- **WHAT TO WORK ON**
Repeat what the lines below say, word for word, and skip every image.

- **DATA IN THIS EXERCISE**
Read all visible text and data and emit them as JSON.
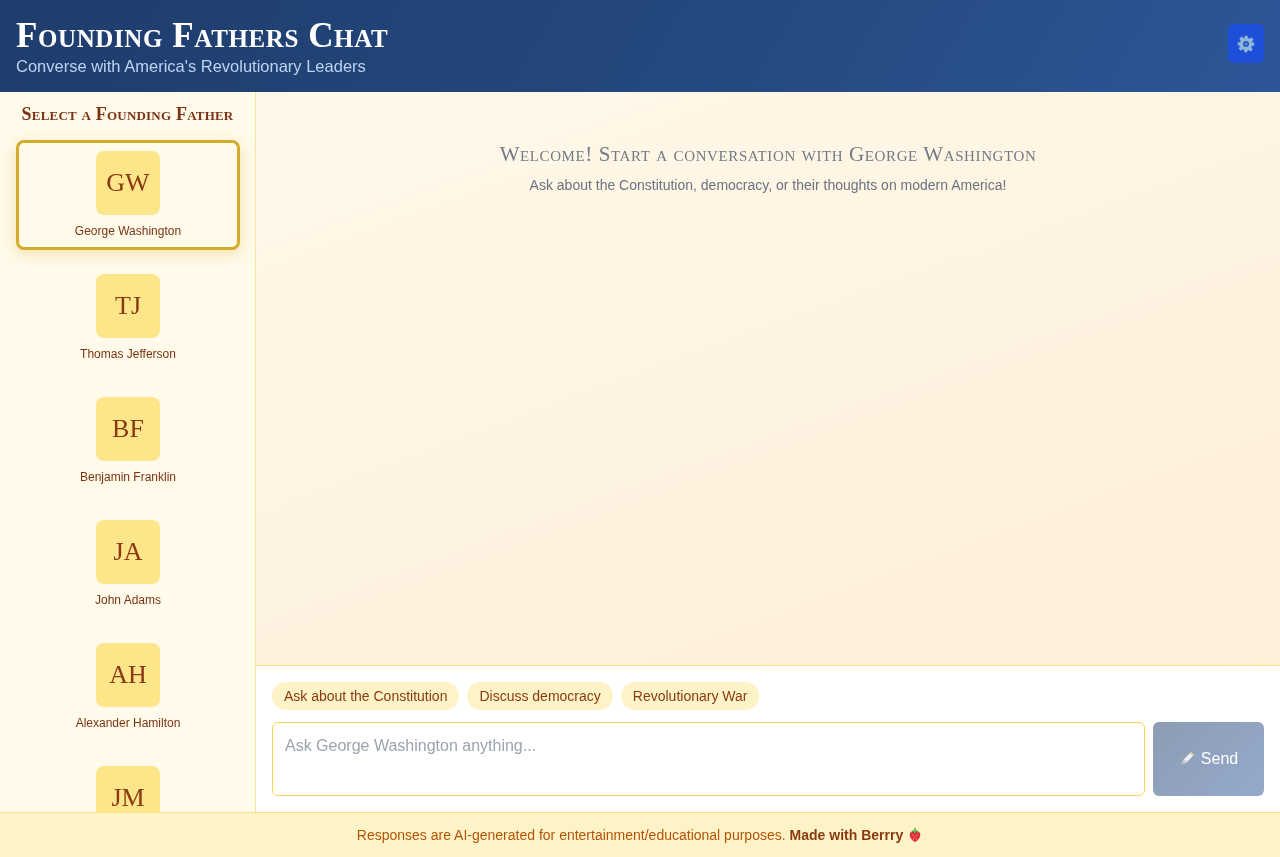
{
  "header": {
    "title": "Founding Fathers Chat",
    "subtitle": "Converse with America's Revolutionary Leaders"
  },
  "sidebar": {
    "heading": "Select a Founding Father",
    "figures": [
      {
        "initials": "GW",
        "name": "George Washington",
        "selected": true
      },
      {
        "initials": "TJ",
        "name": "Thomas Jefferson",
        "selected": false
      },
      {
        "initials": "BF",
        "name": "Benjamin Franklin",
        "selected": false
      },
      {
        "initials": "JA",
        "name": "John Adams",
        "selected": false
      },
      {
        "initials": "AH",
        "name": "Alexander Hamilton",
        "selected": false
      },
      {
        "initials": "JM",
        "selected": false
      }
    ]
  },
  "welcome": {
    "title": "Welcome! Start a conversation with George Washington",
    "subtitle": "Ask about the Constitution, democracy, or their thoughts on modern America!"
  },
  "suggestions": [
    "Ask about the Constitution",
    "Discuss democracy",
    "Revolutionary War"
  ],
  "composer": {
    "placeholder": "Ask George Washington anything...",
    "send_button": {
      "label": "Send",
      "disabled": true
    }
  },
  "footer": {
    "text": "Responses are AI-generated for entertainment/educational purposes.",
    "link": "Made with Berrry"
  }
}
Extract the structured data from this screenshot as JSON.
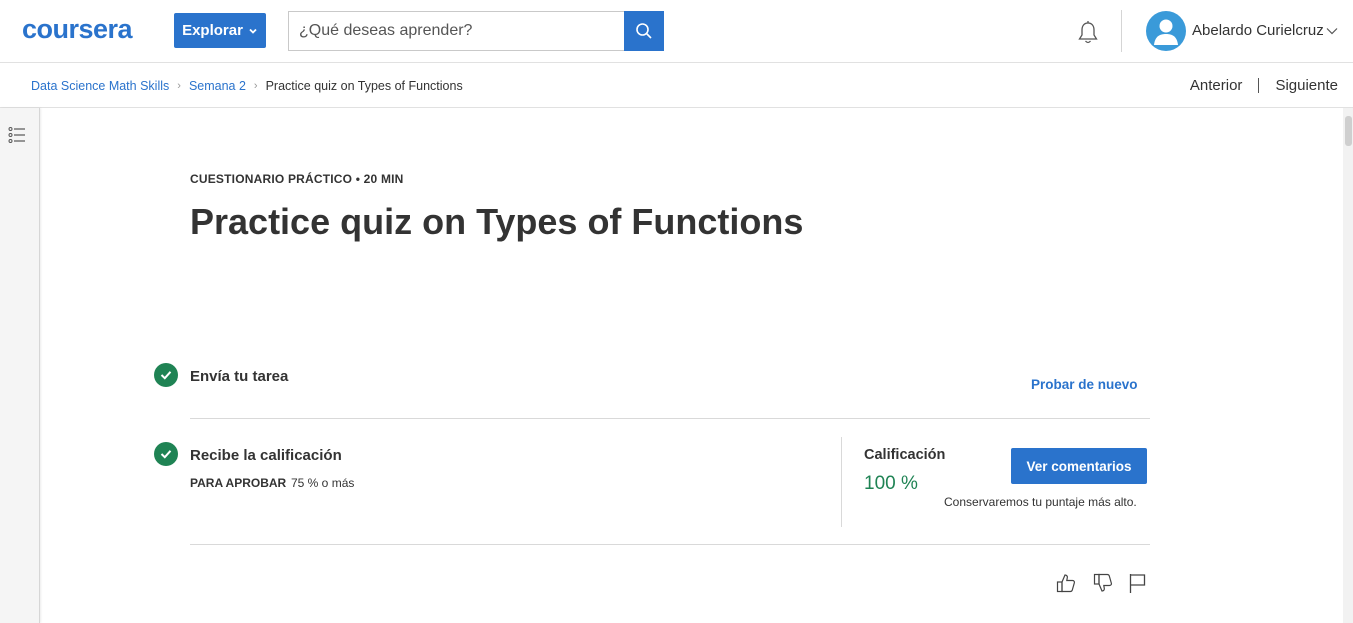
{
  "header": {
    "logo_text": "coursera",
    "explore_label": "Explorar",
    "search_placeholder": "¿Qué deseas aprender?",
    "user_name": "Abelardo Curielcruz",
    "brand_color": "#2a73cc"
  },
  "breadcrumb": {
    "items": [
      "Data Science Math Skills",
      "Semana 2"
    ],
    "current": "Practice quiz on Types of Functions",
    "prev_label": "Anterior",
    "next_label": "Siguiente"
  },
  "main": {
    "kicker": "CUESTIONARIO PRÁCTICO • 20 MIN",
    "title": "Practice quiz on Types of Functions",
    "step1": {
      "title": "Envía tu tarea",
      "action_label": "Probar de nuevo"
    },
    "step2": {
      "title": "Recibe la calificación",
      "pass_label": "PARA APROBAR",
      "pass_value": "75 % o más"
    },
    "grade": {
      "label": "Calificación",
      "value": "100 %",
      "button_label": "Ver comentarios",
      "note": "Conservaremos tu puntaje más alto."
    },
    "success_color": "#1f8354"
  },
  "icons": [
    "search-icon",
    "bell-icon",
    "user-avatar-icon",
    "chevron-down-icon",
    "outline-list-icon",
    "check-icon",
    "thumbs-up-icon",
    "thumbs-down-icon",
    "flag-icon"
  ]
}
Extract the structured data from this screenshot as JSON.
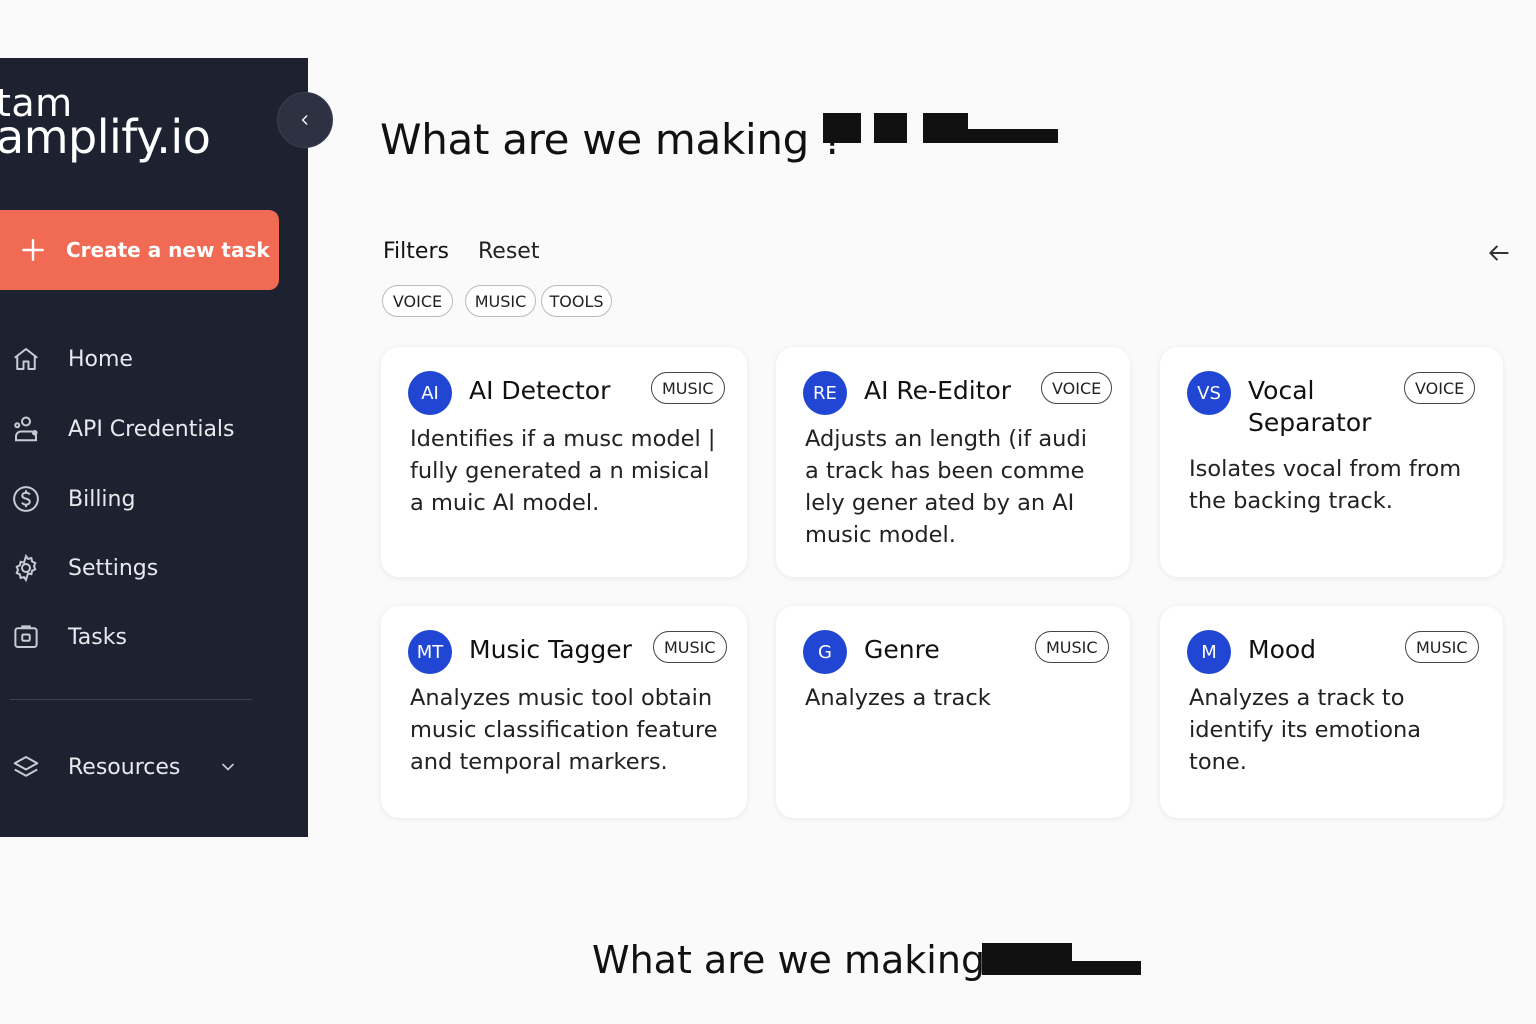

- **RESULT**
Read all visible text and data and emit them as JSON.
{
  "header": {
    "title": "Founding Fathers Chat",
    "subtitle": "Converse with America's Revolutionary Leaders"
  },
  "sidebar": {
    "heading": "Select a Founding Father",
    "figures": [
      {
        "initials": "GW",
        "name": "George Washington",
        "selected": true
      },
      {
        "initials": "TJ",
        "name": "Thomas Jefferson",
        "selected": false
      },
      {
        "initials": "BF",
        "name": "Benjamin Franklin",
        "selected": false
      },
      {
        "initials": "JA",
        "name": "John Adams",
        "selected": false
      },
      {
        "initials": "AH",
        "name": "Alexander Hamilton",
        "selected": false
      },
      {
        "initials": "JM",
        "selected": false
      }
    ]
  },
  "welcome": {
    "title": "Welcome! Start a conversation with George Washington",
    "subtitle": "Ask about the Constitution, democracy, or their thoughts on modern America!"
  },
  "suggestions": [
    "Ask about the Constitution",
    "Discuss democracy",
    "Revolutionary War"
  ],
  "composer": {
    "placeholder": "Ask George Washington anything...",
    "send_button": {
      "label": "Send",
      "disabled": true
    }
  },
  "footer": {
    "text": "Responses are AI-generated for entertainment/educational purposes.",
    "link": "Made with Berrry"
  }
}
Extract the structured data from this screenshot as JSON.
{
  "header": {
    "logo_text": "coursera",
    "explore_label": "Explorar",
    "search_placeholder": "¿Qué deseas aprender?",
    "user_name": "Abelardo Curielcruz",
    "brand_color": "#2a73cc"
  },
  "breadcrumb": {
    "items": [
      "Data Science Math Skills",
      "Semana 2"
    ],
    "current": "Practice quiz on Types of Functions",
    "prev_label": "Anterior",
    "next_label": "Siguiente"
  },
  "main": {
    "kicker": "CUESTIONARIO PRÁCTICO • 20 MIN",
    "title": "Practice quiz on Types of Functions",
    "step1": {
      "title": "Envía tu tarea",
      "action_label": "Probar de nuevo"
    },
    "step2": {
      "title": "Recibe la calificación",
      "pass_label": "PARA APROBAR",
      "pass_value": "75 % o más"
    },
    "grade": {
      "label": "Calificación",
      "value": "100 %",
      "button_label": "Ver comentarios",
      "note": "Conservaremos tu puntaje más alto."
    },
    "success_color": "#1f8354"
  },
  "icons": [
    "search-icon",
    "bell-icon",
    "user-avatar-icon",
    "chevron-down-icon",
    "outline-list-icon",
    "check-icon",
    "thumbs-up-icon",
    "thumbs-down-icon",
    "flag-icon"
  ]
}
Extract the structured data from this screenshot as JSON.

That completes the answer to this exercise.